Based on the historical facts that say that Kazakhs are a traditionally nomadic society, who descend from the Turks and the Mongols, and then belonged to the Russian Empire and the Soviet Union, this book gives you invaluable cultural facts and tips on how to behave when you travel in Kazakhstan.
Best books about Uzbekistan
A carpet ride to Khiva – Christopher Aslan Alexander
Chris Alexander lived in the city of Khiva for several years, immersing himself deeply in the culture and traditions of Uzbekistan, and he was just amazed by the uniqueness I have always highlighted in my articles, which is how the hijab and vodka coexist in a way that foreigners find difficult to understand.
He traveled in Uzbekistan extensively and opened his own carpet workshop in Khiva.
Murder in Samarkand – Craig Murray
Craig Murray is the former British Ambassador in Uzbekistan and his book tells about all the human rights abuses during the regime of the previous president Islam Karimov, who ruled the country from its independence until 2016.
Horrifying stories and a great book to understand Uzbekistan’s dark (and very recent) past.
Uzbekistan Travel Guide – Bradt
With the increase of Uzbekistan’s popularity, Bradt has released a new edition and, as always, it is full of insights and a great introduction to the country.
Uzbekistan, the essential guide to customs and culture – Culture Smart!
Like in the Kazakhstan book, in this edition of Culture Smart! you will learn everything you need to know about the cultural etiquette in Uzbekistan, with a special focus on food (supposedly, the best cuisine in Central Asia), as well as plenty of cultural facts and curiosities.
Best books about Turkmenistan
Unknown sands – John Kropf
The only actual travelogue about Turkmenistan, not beautifully written, but John Kropf lived in Turkmenistan for 2 years and traveled pretty much all over the country, so in the book he reveals the most unexplored places, as well as giving insights into one of the most unknown countries in the world.
Joe and Azat – Jesse Lonergan
This is a graphic novel about an American who moves to Turkmenistan and, basically, narrates the story and funny tales that involve living in one of the most secretive countries in the world.

• [EXTRACTED RECORDS]

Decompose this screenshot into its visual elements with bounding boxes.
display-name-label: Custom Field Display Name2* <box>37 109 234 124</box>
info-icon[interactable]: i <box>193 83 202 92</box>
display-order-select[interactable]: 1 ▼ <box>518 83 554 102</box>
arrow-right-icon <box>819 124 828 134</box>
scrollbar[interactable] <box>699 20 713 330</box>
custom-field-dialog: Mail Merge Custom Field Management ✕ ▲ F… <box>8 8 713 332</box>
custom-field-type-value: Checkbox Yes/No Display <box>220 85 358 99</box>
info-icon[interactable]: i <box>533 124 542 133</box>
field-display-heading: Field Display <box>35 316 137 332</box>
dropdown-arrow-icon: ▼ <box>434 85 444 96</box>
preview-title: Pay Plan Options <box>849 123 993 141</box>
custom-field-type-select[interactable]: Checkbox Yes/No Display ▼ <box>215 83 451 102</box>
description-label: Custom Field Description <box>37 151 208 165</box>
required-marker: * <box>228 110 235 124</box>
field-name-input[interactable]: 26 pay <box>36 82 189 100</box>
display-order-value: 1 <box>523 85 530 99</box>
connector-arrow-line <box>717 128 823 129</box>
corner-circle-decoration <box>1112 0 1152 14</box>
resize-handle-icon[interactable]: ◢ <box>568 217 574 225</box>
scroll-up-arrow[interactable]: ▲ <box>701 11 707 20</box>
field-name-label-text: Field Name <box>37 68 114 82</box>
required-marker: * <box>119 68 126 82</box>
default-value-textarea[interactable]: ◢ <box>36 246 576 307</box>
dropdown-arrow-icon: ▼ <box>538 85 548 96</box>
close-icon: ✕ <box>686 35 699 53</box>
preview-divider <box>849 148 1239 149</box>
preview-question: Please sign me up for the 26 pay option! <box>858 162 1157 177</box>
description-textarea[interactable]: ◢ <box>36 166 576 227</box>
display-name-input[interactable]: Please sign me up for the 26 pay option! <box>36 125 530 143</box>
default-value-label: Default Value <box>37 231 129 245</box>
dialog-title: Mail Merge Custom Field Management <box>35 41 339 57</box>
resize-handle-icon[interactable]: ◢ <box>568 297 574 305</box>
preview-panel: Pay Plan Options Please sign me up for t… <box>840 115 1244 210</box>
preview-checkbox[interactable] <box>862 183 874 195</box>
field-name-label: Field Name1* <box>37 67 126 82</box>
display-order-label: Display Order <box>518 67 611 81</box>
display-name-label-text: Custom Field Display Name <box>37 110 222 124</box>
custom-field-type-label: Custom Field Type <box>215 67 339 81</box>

• [WHAT TO WORK ON]
(a) Copy everything from "Best books about Turkmenistan" down to "unknown countries in the world." in the book list, putting "travel account" in place of "travelogue".
(b) Answer these questions from the book list:
(i) In which city did Chris Alexander open his carpet workshop?
(ii) What post did Craig Murray formerly hold?
(iii) For how long did John Kropf live in Turkmenistan?

• [ANSWERS TO THE PROBLEMS]
(a)
Best books about Turkmenistan
Unknown sands – John Kropf
The only actual travel account about Turkmenistan, not beautifully written, but John Kropf lived in Turkmenistan for 2 years and traveled pretty much all over the country, so in the book he reveals the most unexplored places, as well as giving insights into one of the most unknown countries in the world.

(b)
(i) Khiva
(ii) British Ambassador in Uzbekistan
(iii) 2 years